**DATA PROVIDED**

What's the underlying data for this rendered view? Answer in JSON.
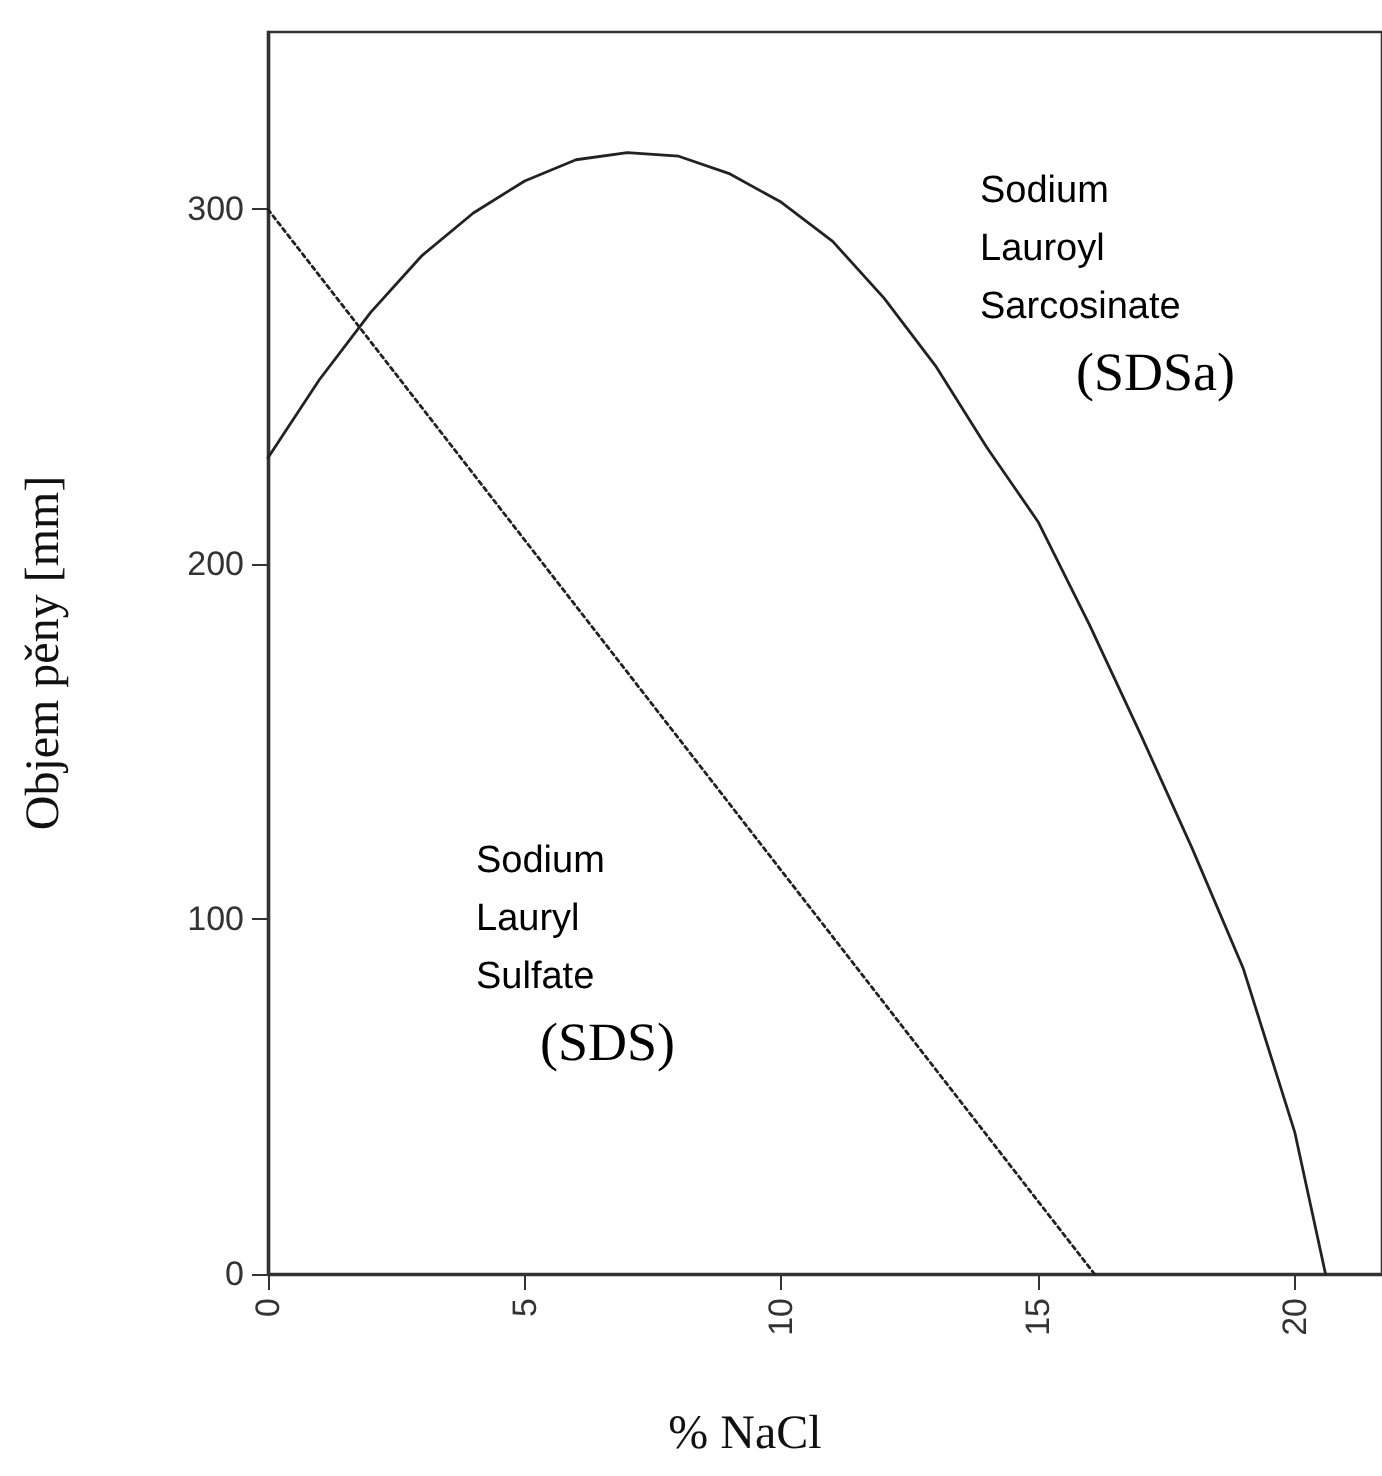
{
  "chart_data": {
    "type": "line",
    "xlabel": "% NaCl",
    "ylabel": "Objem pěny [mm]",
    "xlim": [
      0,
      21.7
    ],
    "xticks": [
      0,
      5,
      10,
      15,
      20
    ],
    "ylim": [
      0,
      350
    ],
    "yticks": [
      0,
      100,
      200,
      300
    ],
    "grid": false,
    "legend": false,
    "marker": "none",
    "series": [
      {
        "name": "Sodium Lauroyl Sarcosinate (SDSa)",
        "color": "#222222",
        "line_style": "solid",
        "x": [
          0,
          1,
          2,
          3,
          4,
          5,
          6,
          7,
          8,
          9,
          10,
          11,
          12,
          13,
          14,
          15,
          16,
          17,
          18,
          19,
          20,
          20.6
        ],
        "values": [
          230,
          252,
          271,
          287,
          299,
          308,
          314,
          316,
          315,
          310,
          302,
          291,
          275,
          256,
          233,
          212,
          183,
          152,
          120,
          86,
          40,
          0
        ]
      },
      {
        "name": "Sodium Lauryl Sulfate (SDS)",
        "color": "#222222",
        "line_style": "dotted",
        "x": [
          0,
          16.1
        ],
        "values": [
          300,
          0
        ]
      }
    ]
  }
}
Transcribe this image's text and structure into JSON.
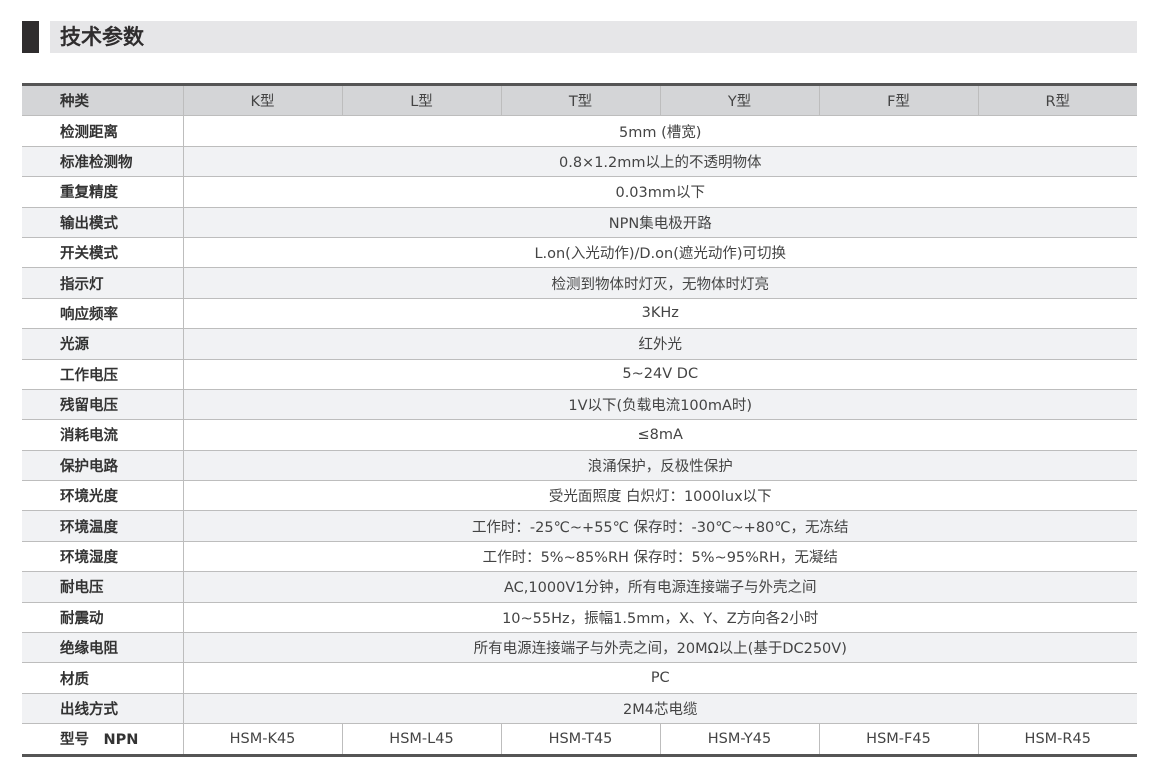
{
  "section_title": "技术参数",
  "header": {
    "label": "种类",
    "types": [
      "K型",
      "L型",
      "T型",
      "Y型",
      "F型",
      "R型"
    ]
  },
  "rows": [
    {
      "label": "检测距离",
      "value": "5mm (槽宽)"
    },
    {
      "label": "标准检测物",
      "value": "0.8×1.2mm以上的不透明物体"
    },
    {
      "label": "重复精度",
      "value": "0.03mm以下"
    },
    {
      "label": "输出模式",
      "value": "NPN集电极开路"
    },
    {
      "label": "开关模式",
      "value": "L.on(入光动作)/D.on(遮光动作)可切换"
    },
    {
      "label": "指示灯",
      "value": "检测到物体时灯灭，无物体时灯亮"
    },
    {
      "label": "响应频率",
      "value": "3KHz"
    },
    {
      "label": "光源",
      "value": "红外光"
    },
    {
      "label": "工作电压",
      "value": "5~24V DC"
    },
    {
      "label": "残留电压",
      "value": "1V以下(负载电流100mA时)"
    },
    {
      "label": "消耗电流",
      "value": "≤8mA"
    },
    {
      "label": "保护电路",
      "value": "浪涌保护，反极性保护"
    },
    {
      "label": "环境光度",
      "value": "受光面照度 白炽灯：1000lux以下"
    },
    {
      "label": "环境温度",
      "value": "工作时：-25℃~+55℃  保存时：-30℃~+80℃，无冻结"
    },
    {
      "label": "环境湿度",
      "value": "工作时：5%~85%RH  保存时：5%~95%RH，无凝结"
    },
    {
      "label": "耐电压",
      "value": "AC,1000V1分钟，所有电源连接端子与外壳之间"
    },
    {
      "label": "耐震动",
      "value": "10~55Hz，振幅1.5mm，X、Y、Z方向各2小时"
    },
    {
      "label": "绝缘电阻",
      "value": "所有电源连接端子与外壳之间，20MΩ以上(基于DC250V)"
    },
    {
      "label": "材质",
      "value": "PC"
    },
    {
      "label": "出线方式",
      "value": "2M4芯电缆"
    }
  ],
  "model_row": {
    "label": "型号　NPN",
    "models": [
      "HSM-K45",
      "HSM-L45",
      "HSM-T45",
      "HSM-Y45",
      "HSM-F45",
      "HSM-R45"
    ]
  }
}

**WHAT YOU ARE ASKED TO DO**
Return the records exactly. Don't carry the pictures over.

**SOLUTION TO THE PROBLEM**
What's the underlying data for this rendered view? Answer in JSON.
{
  "chart_data": {
    "type": "line",
    "xlabel": "% NaCl",
    "ylabel": "Objem pěny [mm]",
    "xlim": [
      0,
      21.7
    ],
    "xticks": [
      0,
      5,
      10,
      15,
      20
    ],
    "ylim": [
      0,
      350
    ],
    "yticks": [
      0,
      100,
      200,
      300
    ],
    "grid": false,
    "legend": false,
    "marker": "none",
    "series": [
      {
        "name": "Sodium Lauroyl Sarcosinate (SDSa)",
        "color": "#222222",
        "line_style": "solid",
        "x": [
          0,
          1,
          2,
          3,
          4,
          5,
          6,
          7,
          8,
          9,
          10,
          11,
          12,
          13,
          14,
          15,
          16,
          17,
          18,
          19,
          20,
          20.6
        ],
        "values": [
          230,
          252,
          271,
          287,
          299,
          308,
          314,
          316,
          315,
          310,
          302,
          291,
          275,
          256,
          233,
          212,
          183,
          152,
          120,
          86,
          40,
          0
        ]
      },
      {
        "name": "Sodium Lauryl Sulfate (SDS)",
        "color": "#222222",
        "line_style": "dotted",
        "x": [
          0,
          16.1
        ],
        "values": [
          300,
          0
        ]
      }
    ]
  }
}
Transcribe this image's text and structure into JSON.
{
  "section_title": "技术参数",
  "header": {
    "label": "种类",
    "types": [
      "K型",
      "L型",
      "T型",
      "Y型",
      "F型",
      "R型"
    ]
  },
  "rows": [
    {
      "label": "检测距离",
      "value": "5mm (槽宽)"
    },
    {
      "label": "标准检测物",
      "value": "0.8×1.2mm以上的不透明物体"
    },
    {
      "label": "重复精度",
      "value": "0.03mm以下"
    },
    {
      "label": "输出模式",
      "value": "NPN集电极开路"
    },
    {
      "label": "开关模式",
      "value": "L.on(入光动作)/D.on(遮光动作)可切换"
    },
    {
      "label": "指示灯",
      "value": "检测到物体时灯灭，无物体时灯亮"
    },
    {
      "label": "响应频率",
      "value": "3KHz"
    },
    {
      "label": "光源",
      "value": "红外光"
    },
    {
      "label": "工作电压",
      "value": "5~24V DC"
    },
    {
      "label": "残留电压",
      "value": "1V以下(负载电流100mA时)"
    },
    {
      "label": "消耗电流",
      "value": "≤8mA"
    },
    {
      "label": "保护电路",
      "value": "浪涌保护，反极性保护"
    },
    {
      "label": "环境光度",
      "value": "受光面照度 白炽灯：1000lux以下"
    },
    {
      "label": "环境温度",
      "value": "工作时：-25℃~+55℃  保存时：-30℃~+80℃，无冻结"
    },
    {
      "label": "环境湿度",
      "value": "工作时：5%~85%RH  保存时：5%~95%RH，无凝结"
    },
    {
      "label": "耐电压",
      "value": "AC,1000V1分钟，所有电源连接端子与外壳之间"
    },
    {
      "label": "耐震动",
      "value": "10~55Hz，振幅1.5mm，X、Y、Z方向各2小时"
    },
    {
      "label": "绝缘电阻",
      "value": "所有电源连接端子与外壳之间，20MΩ以上(基于DC250V)"
    },
    {
      "label": "材质",
      "value": "PC"
    },
    {
      "label": "出线方式",
      "value": "2M4芯电缆"
    }
  ],
  "model_row": {
    "label": "型号　NPN",
    "models": [
      "HSM-K45",
      "HSM-L45",
      "HSM-T45",
      "HSM-Y45",
      "HSM-F45",
      "HSM-R45"
    ]
  }
}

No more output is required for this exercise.